■ **Input records**

------------------------------------------------------------

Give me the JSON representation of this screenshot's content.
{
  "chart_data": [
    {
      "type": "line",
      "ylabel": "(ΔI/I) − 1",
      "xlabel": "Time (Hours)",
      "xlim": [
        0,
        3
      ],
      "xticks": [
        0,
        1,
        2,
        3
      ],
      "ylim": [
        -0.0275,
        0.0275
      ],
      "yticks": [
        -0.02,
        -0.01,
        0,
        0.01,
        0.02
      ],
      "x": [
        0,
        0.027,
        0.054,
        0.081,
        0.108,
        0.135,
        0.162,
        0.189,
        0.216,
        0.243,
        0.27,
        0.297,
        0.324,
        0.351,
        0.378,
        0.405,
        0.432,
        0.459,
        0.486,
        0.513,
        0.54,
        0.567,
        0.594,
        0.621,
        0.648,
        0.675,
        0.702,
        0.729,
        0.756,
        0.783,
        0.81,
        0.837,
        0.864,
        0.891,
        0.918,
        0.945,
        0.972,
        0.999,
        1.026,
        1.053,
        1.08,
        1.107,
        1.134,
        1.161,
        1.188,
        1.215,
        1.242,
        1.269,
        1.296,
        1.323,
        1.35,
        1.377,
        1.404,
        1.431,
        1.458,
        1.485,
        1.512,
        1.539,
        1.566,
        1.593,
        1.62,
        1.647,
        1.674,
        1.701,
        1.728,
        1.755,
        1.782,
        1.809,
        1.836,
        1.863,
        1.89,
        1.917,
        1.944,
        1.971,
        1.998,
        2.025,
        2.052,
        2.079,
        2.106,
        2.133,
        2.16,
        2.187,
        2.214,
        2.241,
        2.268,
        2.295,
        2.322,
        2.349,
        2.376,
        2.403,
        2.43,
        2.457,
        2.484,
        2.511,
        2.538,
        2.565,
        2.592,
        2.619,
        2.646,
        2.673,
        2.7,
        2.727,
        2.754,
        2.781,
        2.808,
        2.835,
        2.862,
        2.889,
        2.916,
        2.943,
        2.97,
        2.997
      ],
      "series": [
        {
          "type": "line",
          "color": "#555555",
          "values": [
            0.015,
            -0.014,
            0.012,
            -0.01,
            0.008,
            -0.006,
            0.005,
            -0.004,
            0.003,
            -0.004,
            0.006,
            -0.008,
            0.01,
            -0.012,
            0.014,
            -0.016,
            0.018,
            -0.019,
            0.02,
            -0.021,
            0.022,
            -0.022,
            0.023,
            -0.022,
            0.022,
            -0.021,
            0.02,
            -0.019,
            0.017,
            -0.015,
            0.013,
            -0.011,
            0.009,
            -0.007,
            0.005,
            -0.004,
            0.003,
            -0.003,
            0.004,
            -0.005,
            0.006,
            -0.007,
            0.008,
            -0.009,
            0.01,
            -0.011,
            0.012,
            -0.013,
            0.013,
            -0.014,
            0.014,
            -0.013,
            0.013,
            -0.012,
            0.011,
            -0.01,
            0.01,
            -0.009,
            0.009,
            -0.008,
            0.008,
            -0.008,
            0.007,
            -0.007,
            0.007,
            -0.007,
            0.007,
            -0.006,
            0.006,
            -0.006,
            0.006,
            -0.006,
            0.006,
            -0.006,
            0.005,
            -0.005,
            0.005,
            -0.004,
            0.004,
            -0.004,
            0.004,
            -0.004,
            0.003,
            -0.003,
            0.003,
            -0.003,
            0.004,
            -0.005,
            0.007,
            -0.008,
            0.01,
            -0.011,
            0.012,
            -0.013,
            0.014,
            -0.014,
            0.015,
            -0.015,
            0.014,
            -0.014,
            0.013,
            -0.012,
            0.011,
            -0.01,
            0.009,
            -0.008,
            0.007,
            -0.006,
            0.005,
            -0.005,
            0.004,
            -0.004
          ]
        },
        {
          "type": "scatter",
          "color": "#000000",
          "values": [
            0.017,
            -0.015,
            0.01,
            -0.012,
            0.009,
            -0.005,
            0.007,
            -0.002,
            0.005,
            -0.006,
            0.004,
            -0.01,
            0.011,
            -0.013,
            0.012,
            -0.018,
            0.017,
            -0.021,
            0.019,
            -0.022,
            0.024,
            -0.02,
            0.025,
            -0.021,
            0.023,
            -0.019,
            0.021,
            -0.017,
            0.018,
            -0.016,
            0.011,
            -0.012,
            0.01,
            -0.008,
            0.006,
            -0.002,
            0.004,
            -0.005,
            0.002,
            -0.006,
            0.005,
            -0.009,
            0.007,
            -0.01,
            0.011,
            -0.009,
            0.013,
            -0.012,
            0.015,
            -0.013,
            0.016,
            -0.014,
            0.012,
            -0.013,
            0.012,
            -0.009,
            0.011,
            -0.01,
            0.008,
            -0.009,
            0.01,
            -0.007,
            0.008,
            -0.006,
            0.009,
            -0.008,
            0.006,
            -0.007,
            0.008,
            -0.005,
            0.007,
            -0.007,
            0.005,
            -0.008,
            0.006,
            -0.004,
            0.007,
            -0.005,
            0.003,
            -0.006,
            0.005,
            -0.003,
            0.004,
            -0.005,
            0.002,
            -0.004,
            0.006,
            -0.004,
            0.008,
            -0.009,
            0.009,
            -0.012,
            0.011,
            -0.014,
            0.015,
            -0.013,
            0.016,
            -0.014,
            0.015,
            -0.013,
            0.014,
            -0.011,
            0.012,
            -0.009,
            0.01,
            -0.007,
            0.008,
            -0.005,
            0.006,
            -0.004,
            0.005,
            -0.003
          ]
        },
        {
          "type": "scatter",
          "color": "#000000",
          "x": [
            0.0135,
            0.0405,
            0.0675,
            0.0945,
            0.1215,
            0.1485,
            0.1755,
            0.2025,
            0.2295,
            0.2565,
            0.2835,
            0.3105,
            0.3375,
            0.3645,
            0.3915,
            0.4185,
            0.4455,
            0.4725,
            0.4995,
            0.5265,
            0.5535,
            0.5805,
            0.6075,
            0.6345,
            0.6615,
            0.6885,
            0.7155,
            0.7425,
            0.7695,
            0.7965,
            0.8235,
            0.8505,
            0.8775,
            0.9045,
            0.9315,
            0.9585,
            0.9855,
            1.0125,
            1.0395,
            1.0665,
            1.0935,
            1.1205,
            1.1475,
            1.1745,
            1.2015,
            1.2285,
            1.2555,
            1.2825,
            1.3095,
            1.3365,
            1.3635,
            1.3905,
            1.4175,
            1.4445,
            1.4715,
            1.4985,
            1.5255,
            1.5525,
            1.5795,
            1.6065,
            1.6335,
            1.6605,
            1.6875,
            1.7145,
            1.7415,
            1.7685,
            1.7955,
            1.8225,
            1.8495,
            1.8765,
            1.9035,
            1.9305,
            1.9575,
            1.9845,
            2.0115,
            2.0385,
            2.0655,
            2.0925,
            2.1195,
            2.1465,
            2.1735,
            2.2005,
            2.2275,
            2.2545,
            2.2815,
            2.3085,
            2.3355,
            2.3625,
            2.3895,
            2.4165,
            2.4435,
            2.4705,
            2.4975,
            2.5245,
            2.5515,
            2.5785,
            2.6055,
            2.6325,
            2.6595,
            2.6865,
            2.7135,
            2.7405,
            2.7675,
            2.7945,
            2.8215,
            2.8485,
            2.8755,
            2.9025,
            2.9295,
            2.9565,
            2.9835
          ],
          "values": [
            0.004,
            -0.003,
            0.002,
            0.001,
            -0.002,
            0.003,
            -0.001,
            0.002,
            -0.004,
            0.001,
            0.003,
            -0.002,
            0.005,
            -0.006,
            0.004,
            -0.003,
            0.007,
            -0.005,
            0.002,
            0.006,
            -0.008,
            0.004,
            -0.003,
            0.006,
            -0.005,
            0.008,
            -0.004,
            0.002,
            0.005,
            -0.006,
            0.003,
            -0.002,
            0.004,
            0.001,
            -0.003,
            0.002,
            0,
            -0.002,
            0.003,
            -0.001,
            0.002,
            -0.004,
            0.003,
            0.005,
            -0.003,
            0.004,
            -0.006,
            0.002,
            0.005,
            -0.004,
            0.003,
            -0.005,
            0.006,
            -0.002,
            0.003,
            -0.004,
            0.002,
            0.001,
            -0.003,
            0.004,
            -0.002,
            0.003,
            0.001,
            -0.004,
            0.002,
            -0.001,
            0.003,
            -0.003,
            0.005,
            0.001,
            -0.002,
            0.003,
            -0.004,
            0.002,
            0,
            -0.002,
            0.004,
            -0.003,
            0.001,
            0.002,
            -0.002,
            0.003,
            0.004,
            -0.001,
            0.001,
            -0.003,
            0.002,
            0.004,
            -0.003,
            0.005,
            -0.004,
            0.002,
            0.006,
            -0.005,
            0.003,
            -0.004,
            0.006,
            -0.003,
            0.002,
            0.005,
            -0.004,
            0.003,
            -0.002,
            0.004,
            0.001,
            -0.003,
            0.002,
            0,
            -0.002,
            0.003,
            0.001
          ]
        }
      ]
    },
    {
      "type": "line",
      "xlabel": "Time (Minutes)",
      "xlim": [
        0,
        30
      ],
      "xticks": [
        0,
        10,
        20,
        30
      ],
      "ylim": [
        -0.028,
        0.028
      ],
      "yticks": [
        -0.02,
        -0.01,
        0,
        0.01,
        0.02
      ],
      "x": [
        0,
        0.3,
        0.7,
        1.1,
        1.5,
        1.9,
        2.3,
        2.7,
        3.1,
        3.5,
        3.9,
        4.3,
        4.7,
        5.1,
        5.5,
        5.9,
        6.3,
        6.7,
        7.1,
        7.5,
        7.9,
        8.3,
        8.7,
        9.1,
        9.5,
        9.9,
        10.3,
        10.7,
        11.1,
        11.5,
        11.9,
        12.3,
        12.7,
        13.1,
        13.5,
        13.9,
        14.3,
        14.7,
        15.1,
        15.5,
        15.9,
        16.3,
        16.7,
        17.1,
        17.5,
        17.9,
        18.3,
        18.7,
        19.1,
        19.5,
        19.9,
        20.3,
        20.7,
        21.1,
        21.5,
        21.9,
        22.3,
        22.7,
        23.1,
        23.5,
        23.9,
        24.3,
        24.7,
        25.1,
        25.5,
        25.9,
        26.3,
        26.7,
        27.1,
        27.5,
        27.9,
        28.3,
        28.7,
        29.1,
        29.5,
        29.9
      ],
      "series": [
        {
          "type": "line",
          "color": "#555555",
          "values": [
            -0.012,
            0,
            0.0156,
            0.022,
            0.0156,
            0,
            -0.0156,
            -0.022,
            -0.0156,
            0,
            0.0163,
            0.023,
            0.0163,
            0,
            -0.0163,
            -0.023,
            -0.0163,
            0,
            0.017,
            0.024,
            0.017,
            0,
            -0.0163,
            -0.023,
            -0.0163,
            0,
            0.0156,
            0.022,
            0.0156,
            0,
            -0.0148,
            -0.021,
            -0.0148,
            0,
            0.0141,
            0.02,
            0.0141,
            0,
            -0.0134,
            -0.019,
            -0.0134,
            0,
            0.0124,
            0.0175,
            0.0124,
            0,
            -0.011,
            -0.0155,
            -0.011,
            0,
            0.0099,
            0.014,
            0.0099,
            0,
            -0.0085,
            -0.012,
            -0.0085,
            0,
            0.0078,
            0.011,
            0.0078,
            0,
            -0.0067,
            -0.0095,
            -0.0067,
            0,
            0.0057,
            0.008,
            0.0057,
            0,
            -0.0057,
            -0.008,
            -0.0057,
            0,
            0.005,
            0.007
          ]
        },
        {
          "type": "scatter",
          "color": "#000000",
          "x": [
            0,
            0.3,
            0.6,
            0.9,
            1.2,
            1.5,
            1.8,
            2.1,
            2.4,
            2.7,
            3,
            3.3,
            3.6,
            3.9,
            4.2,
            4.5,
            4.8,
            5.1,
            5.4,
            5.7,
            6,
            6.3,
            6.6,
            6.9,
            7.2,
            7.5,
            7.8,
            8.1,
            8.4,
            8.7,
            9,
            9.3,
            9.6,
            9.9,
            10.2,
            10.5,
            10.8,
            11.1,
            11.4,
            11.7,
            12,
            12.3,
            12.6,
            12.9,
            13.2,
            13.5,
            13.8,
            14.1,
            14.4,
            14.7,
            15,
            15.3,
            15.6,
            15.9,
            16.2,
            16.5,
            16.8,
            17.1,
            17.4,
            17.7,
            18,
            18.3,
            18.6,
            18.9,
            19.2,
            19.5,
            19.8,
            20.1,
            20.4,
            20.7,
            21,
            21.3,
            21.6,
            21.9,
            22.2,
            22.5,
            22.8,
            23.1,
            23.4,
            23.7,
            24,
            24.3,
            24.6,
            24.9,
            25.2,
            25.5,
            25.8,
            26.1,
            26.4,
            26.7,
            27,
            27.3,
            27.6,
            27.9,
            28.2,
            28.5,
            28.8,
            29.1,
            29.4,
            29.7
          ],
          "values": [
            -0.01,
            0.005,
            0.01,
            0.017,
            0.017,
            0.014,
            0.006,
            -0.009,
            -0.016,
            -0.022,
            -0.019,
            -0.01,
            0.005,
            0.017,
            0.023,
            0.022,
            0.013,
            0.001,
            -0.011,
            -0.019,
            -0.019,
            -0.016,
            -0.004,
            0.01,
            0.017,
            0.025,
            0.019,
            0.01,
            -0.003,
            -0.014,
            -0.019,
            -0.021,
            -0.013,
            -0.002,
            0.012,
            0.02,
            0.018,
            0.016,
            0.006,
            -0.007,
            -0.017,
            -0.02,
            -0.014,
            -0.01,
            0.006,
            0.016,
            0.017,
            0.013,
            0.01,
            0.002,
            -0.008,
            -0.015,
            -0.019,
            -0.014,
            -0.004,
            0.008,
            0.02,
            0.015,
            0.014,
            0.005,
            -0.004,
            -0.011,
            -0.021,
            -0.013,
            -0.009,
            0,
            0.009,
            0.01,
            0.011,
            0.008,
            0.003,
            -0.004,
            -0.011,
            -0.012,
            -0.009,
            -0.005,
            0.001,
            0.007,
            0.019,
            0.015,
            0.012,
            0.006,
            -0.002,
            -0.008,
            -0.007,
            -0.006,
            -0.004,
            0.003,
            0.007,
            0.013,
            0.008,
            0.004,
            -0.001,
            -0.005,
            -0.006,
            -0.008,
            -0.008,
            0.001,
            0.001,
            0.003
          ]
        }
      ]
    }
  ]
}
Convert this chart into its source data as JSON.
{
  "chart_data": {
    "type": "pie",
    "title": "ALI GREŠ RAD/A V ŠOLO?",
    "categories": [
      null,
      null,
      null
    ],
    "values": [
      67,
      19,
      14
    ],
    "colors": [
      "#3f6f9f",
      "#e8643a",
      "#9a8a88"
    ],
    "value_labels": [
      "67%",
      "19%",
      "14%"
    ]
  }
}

------------------------------------------------------------

■ **Exercise goal**
For the listing above, identify each line bearing "xlabel".

■ **Full output**
      "xlabel": "Time (Hours)",
      "xlabel": "Time (Minutes)",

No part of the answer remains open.